§ **Task instructions**
Write out the material below again, unchanged.

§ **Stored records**
________________________
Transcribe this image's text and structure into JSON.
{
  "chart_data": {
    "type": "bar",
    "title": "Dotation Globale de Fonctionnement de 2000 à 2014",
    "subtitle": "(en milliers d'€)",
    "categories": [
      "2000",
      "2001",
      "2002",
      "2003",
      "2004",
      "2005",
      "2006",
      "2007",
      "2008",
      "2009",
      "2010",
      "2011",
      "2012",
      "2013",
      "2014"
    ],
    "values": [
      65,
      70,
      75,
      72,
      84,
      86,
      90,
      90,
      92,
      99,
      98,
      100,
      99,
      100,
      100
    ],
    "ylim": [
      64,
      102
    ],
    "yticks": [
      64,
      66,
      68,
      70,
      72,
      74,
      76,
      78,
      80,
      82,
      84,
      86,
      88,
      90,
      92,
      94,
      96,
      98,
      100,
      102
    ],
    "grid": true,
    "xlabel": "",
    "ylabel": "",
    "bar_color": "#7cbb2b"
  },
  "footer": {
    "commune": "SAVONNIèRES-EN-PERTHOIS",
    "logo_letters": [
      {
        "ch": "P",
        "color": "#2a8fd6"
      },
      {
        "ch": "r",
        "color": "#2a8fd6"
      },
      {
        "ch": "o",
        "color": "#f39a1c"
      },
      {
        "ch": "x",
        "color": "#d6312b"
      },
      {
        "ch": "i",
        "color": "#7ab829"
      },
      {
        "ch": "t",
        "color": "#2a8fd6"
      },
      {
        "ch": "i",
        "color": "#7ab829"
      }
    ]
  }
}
________________________
§ **Answer to the exercise**
Transcribe this image's text and structure into JSON.
{
  "chart_data": {
    "type": "bar",
    "title": "Dotation Globale de Fonctionnement de 2000 à 2014",
    "subtitle": "(en milliers d'€)",
    "categories": [
      "2000",
      "2001",
      "2002",
      "2003",
      "2004",
      "2005",
      "2006",
      "2007",
      "2008",
      "2009",
      "2010",
      "2011",
      "2012",
      "2013",
      "2014"
    ],
    "values": [
      65,
      70,
      75,
      72,
      84,
      86,
      90,
      90,
      92,
      99,
      98,
      100,
      99,
      100,
      100
    ],
    "ylim": [
      64,
      102
    ],
    "yticks": [
      64,
      66,
      68,
      70,
      72,
      74,
      76,
      78,
      80,
      82,
      84,
      86,
      88,
      90,
      92,
      94,
      96,
      98,
      100,
      102
    ],
    "grid": true,
    "xlabel": "",
    "ylabel": "",
    "bar_color": "#7cbb2b"
  },
  "footer": {
    "commune": "SAVONNIèRES-EN-PERTHOIS",
    "logo_letters": [
      {
        "ch": "P",
        "color": "#2a8fd6"
      },
      {
        "ch": "r",
        "color": "#2a8fd6"
      },
      {
        "ch": "o",
        "color": "#f39a1c"
      },
      {
        "ch": "x",
        "color": "#d6312b"
      },
      {
        "ch": "i",
        "color": "#7ab829"
      },
      {
        "ch": "t",
        "color": "#2a8fd6"
      },
      {
        "ch": "i",
        "color": "#7ab829"
      }
    ]
  }
}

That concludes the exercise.